**Übungsaufgaben:**
a) Als was versteht sich das Spiel laut dem Text über „Until Dawn“?
b) Gib die Auflistung vom Anfang bis einschließlich der Zeile mit „- help-icon[interactable]: ?: [1176, 112, 1191, 127]“ erneut wieder und tausche dabei „chevron-down-icon“ gegen „dropdown-arrow“. Alles andere bleibt unverändert.

**Vorliegender Text:**
Die Geschichte von „Until Dawn“ klingt erst einmal wie ein typischer Teenie-Slasher aus den 90er Jahren. Tatsächlich versteht sich das Spiel als eine Hommage an diese Klassiker, die das Genre für immer verändert haben. Natürlich gibt es die klassischen Stereotypen, wie den Macho, die Zicke, das schüchterne Mädchen, den Nerd, und viele weitere. Spätestens, wenn sich die Charaktere aufteilen, möchte der Spieler einfach nur gegen den TV schreien. Doch obwohl viele Wendungen offensichtlich sind, gibt es mehrere Überraschungen, die den Spieler an den Titel fesseln.

Der größte Unterschied zu den Filmen dürfte aber die Macht des Spielers sein. Zwar können die Charaktere besonders am Anfang nervig sein, dafür darf der Spieler aber oft genug entscheiden, was sie sagen oder machen sollen. Gerade deshalb kann es vorkommen, dass genau der unfreiwillige Held, der am Anfang wahnsinnig unsympathisch ist, gegen Ende zu demjenigen wird, der auf keinen Fall sterben darf. Diese Bindung an die Charaktere macht die Geschichte besonders, denn es sind nicht irgendwelche Leute, die immer nur etwas Dummes tun. Sie sind diejenigen, die die Entscheidungen der Spieler ausführen, wodurch tatsächlich eine persönliche Bindung aufgebaut wird. Zudem haben die Schauspieler einen fantastischen Job geleistet und verkörpern ihre Charaktere nahezu perfekt.

**Gespeicherte Daten:**
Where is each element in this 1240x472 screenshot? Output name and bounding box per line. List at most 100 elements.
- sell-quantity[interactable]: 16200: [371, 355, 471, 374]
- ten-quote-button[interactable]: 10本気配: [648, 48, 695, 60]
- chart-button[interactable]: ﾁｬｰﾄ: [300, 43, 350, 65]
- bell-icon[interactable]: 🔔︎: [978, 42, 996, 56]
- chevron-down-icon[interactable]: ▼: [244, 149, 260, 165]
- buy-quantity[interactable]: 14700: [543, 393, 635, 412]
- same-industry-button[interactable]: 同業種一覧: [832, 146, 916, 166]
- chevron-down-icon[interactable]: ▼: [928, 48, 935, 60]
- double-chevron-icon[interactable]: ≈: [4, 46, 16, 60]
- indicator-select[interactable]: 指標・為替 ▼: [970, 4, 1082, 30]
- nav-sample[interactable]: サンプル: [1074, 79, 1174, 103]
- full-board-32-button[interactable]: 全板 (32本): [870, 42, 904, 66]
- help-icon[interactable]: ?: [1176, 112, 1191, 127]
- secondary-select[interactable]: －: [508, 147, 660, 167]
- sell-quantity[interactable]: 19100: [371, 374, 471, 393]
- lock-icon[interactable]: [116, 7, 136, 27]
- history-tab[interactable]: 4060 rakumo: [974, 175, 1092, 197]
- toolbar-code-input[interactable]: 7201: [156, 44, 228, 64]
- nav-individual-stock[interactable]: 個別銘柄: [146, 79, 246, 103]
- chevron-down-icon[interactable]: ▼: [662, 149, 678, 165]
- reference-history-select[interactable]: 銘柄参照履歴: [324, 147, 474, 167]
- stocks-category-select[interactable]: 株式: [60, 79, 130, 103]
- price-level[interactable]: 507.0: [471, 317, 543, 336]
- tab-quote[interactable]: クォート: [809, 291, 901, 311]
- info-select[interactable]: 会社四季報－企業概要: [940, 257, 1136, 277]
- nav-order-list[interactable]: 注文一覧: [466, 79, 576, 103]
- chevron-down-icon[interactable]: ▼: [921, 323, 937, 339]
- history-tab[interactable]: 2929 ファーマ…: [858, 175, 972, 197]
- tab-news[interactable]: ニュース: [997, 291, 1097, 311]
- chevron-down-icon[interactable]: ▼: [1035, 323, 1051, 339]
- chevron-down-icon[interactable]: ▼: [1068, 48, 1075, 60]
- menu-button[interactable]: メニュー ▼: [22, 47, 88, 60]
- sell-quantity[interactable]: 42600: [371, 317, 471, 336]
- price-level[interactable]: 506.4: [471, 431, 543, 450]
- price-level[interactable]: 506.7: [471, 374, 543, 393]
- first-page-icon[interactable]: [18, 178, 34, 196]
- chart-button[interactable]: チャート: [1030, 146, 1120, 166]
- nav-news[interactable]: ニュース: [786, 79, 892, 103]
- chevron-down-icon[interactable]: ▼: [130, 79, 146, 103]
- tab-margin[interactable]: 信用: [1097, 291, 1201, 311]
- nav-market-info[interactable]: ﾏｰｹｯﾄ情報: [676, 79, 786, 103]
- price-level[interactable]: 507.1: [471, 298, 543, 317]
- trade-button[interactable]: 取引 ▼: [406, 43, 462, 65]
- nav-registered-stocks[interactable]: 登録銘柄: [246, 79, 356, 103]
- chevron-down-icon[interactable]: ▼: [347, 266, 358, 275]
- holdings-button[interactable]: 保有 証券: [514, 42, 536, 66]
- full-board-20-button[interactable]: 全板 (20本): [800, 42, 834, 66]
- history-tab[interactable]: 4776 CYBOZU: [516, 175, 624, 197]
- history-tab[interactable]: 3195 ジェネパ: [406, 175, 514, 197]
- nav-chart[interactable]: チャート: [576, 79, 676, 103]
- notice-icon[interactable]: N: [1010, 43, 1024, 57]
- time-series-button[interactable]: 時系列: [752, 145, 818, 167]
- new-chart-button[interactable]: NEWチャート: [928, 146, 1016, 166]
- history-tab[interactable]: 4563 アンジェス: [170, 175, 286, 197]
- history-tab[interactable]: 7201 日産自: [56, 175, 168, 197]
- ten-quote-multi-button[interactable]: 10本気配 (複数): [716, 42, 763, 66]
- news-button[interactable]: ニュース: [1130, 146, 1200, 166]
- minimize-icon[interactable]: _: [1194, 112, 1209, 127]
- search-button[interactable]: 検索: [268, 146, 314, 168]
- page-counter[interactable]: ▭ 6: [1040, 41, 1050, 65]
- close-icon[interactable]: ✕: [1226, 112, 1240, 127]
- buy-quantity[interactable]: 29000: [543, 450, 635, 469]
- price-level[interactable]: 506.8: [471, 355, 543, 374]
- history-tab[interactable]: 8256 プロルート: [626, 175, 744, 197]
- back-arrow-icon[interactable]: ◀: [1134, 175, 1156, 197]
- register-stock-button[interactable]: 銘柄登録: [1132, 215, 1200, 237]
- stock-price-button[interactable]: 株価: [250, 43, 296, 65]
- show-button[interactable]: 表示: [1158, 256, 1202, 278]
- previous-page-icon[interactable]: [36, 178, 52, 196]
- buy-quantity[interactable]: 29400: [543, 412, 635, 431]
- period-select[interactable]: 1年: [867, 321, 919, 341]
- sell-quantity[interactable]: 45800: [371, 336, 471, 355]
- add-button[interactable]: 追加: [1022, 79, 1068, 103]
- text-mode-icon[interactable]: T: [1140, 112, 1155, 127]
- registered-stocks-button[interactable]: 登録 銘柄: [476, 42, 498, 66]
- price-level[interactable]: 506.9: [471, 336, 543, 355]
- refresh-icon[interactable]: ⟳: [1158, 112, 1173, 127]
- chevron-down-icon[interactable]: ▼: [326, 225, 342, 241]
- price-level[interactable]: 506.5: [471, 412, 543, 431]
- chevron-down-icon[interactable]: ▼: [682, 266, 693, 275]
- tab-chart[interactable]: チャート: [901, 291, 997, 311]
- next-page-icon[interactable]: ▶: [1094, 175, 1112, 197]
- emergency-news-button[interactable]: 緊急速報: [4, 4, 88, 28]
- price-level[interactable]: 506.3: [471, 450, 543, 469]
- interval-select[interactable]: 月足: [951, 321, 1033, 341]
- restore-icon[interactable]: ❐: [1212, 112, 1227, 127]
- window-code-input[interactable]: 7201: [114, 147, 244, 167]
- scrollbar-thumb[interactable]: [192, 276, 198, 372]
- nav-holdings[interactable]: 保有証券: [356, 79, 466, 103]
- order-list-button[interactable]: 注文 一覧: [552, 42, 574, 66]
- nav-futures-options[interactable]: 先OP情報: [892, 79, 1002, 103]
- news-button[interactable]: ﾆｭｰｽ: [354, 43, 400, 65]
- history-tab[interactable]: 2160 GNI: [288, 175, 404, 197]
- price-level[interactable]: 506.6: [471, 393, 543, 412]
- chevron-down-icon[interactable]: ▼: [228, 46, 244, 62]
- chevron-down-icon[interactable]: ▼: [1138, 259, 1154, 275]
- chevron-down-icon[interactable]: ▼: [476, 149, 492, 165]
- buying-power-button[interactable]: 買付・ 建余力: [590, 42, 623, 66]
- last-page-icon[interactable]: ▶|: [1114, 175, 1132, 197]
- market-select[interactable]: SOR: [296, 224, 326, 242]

**Lösungen:**
a) Als eine Hommage an die Teenie-Slasher-Klassiker aus den 90er Jahren.

b)
Where is each element in this 1240x472 screenshot? Output name and bounding box per line. List at most 100 elements.
- sell-quantity[interactable]: 16200: [371, 355, 471, 374]
- ten-quote-button[interactable]: 10本気配: [648, 48, 695, 60]
- chart-button[interactable]: ﾁｬｰﾄ: [300, 43, 350, 65]
- bell-icon[interactable]: 🔔︎: [978, 42, 996, 56]
- dropdown-arrow[interactable]: ▼: [244, 149, 260, 165]
- buy-quantity[interactable]: 14700: [543, 393, 635, 412]
- same-industry-button[interactable]: 同業種一覧: [832, 146, 916, 166]
- dropdown-arrow[interactable]: ▼: [928, 48, 935, 60]
- double-chevron-icon[interactable]: ≈: [4, 46, 16, 60]
- indicator-select[interactable]: 指標・為替 ▼: [970, 4, 1082, 30]
- nav-sample[interactable]: サンプル: [1074, 79, 1174, 103]
- full-board-32-button[interactable]: 全板 (32本): [870, 42, 904, 66]
- help-icon[interactable]: ?: [1176, 112, 1191, 127]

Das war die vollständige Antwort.